• TASK MATERIAL:
----
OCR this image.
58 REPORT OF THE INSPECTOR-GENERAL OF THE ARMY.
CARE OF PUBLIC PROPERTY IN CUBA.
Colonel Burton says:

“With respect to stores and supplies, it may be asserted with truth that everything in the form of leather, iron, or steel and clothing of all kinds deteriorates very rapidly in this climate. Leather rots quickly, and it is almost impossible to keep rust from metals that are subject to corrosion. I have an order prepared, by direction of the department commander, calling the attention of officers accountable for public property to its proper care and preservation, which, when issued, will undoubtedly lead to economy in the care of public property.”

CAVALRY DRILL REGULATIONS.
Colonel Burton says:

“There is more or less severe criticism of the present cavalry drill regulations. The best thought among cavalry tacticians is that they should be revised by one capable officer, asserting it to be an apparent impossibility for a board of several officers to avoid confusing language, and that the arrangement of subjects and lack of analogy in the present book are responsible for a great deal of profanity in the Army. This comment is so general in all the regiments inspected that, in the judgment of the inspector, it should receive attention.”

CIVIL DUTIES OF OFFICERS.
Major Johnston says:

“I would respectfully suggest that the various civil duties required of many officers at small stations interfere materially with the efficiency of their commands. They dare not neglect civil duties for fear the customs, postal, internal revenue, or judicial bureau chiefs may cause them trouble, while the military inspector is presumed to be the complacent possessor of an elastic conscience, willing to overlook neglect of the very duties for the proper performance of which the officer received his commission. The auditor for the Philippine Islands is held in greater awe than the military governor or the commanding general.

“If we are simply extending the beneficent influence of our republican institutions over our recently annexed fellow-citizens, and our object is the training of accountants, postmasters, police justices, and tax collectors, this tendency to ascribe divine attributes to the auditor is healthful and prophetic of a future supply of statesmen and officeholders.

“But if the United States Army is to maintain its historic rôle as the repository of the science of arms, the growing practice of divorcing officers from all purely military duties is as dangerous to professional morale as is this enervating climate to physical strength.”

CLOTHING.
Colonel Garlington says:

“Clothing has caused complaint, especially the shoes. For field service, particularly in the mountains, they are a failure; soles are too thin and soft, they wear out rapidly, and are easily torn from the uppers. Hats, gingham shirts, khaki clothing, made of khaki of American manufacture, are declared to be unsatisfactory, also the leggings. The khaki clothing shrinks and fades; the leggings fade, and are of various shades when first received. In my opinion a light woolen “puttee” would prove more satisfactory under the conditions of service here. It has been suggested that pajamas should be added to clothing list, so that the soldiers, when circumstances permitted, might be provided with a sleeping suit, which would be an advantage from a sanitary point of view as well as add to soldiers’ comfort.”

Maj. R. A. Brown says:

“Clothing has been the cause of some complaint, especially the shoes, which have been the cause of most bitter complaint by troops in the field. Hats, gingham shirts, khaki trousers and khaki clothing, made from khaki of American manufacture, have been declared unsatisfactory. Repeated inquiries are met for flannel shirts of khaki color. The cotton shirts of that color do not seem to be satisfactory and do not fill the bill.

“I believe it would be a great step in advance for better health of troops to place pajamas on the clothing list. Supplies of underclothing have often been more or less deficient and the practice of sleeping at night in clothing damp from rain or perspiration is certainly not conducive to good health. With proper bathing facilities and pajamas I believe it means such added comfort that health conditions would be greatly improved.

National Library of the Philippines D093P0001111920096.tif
----
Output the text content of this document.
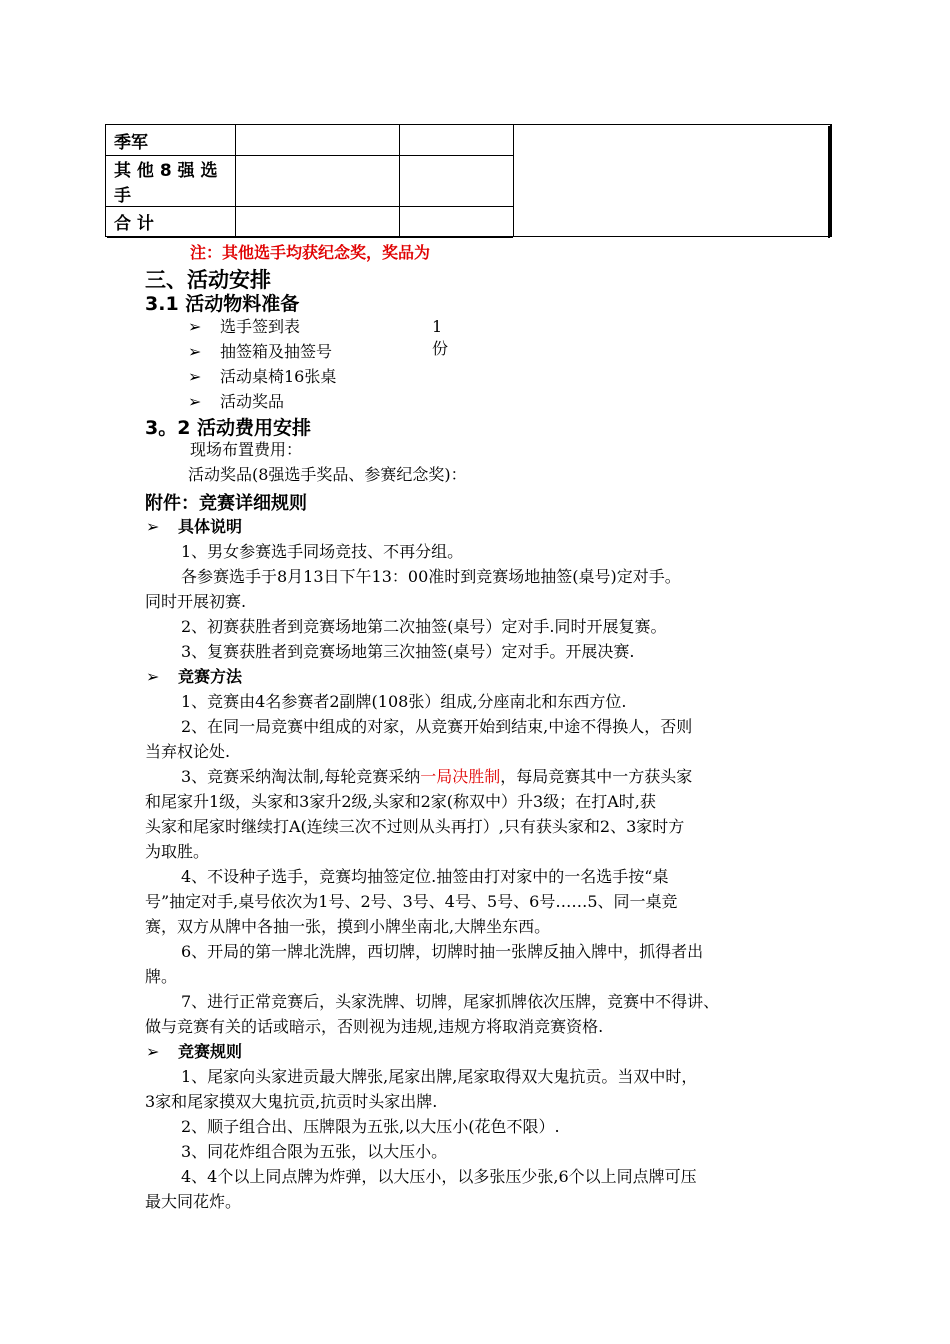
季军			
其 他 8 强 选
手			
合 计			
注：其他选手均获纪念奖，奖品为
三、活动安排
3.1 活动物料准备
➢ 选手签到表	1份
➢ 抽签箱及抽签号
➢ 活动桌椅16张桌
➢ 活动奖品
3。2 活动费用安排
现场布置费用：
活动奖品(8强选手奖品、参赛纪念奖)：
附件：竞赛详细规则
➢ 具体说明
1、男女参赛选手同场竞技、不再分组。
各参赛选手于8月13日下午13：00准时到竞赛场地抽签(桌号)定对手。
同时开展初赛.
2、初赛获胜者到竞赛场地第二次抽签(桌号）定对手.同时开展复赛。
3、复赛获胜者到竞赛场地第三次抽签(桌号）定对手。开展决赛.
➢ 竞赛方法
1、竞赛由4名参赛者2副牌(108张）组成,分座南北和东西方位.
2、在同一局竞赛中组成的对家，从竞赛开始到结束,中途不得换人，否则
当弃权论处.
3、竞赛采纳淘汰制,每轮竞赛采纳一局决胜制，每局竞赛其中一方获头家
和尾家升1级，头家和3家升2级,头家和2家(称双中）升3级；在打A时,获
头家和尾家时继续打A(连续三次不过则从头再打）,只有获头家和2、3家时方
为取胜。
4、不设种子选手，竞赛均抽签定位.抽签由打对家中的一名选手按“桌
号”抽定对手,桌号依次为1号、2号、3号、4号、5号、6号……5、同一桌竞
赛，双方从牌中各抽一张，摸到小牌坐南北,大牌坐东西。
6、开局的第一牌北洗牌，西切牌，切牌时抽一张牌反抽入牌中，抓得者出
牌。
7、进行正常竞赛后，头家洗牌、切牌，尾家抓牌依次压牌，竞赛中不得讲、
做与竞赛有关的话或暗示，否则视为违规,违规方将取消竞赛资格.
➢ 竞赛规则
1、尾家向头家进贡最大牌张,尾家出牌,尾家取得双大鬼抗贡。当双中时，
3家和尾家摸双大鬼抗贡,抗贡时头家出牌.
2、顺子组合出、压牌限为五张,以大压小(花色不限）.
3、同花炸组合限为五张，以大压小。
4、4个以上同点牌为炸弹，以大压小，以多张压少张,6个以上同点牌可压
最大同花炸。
----
• AIM OF THE TASK: Provide the number of lines containing the string "以大压小", with no other output.

• REPLY: 3